* **Stated goal**
Pick out and copy every line below that has the word "JSON".
-- Begin Recorded information --
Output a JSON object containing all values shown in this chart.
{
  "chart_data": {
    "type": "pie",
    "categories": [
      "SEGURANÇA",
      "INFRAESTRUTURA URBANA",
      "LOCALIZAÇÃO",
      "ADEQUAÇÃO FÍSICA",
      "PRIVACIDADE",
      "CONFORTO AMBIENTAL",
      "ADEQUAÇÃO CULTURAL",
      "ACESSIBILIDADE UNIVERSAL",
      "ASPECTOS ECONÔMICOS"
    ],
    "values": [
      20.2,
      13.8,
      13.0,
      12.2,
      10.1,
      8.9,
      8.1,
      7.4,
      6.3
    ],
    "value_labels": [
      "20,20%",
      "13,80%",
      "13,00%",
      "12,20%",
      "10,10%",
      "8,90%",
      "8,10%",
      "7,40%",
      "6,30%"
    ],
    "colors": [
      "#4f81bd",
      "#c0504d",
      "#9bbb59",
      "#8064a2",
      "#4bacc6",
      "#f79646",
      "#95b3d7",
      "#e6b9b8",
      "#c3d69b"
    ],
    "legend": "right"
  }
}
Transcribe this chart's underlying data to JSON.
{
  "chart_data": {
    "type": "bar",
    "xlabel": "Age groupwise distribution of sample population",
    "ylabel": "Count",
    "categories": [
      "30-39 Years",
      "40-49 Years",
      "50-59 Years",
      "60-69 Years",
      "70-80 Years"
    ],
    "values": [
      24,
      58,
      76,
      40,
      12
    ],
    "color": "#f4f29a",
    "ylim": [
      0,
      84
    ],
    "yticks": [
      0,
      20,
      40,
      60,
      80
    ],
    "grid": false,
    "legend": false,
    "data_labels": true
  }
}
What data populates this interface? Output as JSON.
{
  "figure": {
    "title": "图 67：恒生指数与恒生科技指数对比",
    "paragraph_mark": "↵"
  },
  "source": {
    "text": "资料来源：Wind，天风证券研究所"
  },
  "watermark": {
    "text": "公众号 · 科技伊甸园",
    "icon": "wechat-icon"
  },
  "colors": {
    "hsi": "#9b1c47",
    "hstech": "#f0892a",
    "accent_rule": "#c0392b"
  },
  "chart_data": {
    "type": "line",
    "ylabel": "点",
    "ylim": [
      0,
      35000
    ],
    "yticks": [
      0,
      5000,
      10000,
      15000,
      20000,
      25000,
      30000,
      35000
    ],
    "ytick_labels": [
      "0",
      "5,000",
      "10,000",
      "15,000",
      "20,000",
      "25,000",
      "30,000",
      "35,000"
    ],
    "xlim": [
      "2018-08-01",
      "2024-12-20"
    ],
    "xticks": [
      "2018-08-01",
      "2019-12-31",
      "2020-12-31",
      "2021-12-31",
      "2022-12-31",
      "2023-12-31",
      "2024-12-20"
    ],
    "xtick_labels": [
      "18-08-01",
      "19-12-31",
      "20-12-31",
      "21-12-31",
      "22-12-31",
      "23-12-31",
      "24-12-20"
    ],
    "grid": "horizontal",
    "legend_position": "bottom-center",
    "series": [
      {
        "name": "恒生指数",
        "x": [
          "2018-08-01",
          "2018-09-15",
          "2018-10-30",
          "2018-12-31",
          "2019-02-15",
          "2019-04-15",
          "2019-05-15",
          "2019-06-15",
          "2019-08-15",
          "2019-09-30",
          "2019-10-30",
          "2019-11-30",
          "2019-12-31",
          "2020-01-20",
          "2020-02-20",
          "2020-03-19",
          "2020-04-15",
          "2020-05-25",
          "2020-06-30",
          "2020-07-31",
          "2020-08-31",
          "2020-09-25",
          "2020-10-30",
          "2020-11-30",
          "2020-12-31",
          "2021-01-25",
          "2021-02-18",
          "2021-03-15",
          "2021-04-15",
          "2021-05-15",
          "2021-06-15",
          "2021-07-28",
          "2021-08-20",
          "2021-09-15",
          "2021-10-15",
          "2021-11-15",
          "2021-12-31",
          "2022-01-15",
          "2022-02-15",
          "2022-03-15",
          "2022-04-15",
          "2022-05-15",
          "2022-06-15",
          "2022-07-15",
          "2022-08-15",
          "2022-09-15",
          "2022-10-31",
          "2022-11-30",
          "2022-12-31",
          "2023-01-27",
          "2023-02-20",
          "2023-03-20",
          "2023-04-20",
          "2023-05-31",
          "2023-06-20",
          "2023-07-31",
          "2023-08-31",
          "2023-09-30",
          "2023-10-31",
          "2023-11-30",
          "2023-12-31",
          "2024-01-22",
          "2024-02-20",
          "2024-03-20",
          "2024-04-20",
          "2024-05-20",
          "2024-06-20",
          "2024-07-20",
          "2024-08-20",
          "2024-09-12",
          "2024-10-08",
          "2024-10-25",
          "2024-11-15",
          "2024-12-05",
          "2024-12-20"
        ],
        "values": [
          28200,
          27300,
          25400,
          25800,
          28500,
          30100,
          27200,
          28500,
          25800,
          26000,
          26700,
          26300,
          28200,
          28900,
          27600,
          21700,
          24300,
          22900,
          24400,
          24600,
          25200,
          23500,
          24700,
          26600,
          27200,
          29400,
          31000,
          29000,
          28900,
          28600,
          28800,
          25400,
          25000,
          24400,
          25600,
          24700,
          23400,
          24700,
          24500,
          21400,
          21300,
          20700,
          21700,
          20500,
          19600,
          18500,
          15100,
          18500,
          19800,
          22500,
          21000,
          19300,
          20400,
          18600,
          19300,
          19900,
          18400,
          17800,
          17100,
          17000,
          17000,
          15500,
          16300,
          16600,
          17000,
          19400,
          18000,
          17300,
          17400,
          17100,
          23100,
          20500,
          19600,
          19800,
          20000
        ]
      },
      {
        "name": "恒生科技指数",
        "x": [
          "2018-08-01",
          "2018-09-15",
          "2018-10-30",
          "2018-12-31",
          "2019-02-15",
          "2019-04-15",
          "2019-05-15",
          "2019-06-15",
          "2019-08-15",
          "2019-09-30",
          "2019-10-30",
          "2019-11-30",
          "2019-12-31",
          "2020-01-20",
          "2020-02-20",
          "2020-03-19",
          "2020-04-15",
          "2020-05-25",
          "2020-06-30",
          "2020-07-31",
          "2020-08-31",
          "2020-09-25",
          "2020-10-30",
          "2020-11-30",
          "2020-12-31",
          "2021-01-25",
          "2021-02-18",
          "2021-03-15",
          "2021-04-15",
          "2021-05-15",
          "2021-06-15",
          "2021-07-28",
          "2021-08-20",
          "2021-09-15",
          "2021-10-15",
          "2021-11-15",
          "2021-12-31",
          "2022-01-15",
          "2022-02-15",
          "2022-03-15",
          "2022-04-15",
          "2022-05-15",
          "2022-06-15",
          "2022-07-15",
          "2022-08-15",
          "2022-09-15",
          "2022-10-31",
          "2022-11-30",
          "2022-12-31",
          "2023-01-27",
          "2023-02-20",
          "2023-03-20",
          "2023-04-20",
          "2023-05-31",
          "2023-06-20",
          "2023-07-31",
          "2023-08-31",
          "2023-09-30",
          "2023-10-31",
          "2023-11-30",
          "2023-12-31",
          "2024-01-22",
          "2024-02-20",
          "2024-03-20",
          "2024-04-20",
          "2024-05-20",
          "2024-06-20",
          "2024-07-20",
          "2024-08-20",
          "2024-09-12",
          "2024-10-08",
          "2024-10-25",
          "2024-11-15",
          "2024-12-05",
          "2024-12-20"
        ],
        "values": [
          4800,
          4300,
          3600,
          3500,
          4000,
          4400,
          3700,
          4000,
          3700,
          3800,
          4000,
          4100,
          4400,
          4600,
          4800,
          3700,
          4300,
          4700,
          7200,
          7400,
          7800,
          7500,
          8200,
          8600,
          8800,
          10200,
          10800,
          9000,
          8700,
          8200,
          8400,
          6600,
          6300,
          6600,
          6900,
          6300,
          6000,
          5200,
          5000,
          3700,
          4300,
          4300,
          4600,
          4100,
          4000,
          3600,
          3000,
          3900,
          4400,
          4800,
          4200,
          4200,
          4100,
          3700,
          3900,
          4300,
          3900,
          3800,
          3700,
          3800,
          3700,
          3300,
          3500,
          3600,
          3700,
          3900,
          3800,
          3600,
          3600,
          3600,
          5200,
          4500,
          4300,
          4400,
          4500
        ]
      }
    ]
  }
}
-- End Recorded information --
* **Final answer**
Output a JSON object containing all values shown in this chart.
Transcribe this chart's underlying data to JSON.
What data populates this interface? Output as JSON.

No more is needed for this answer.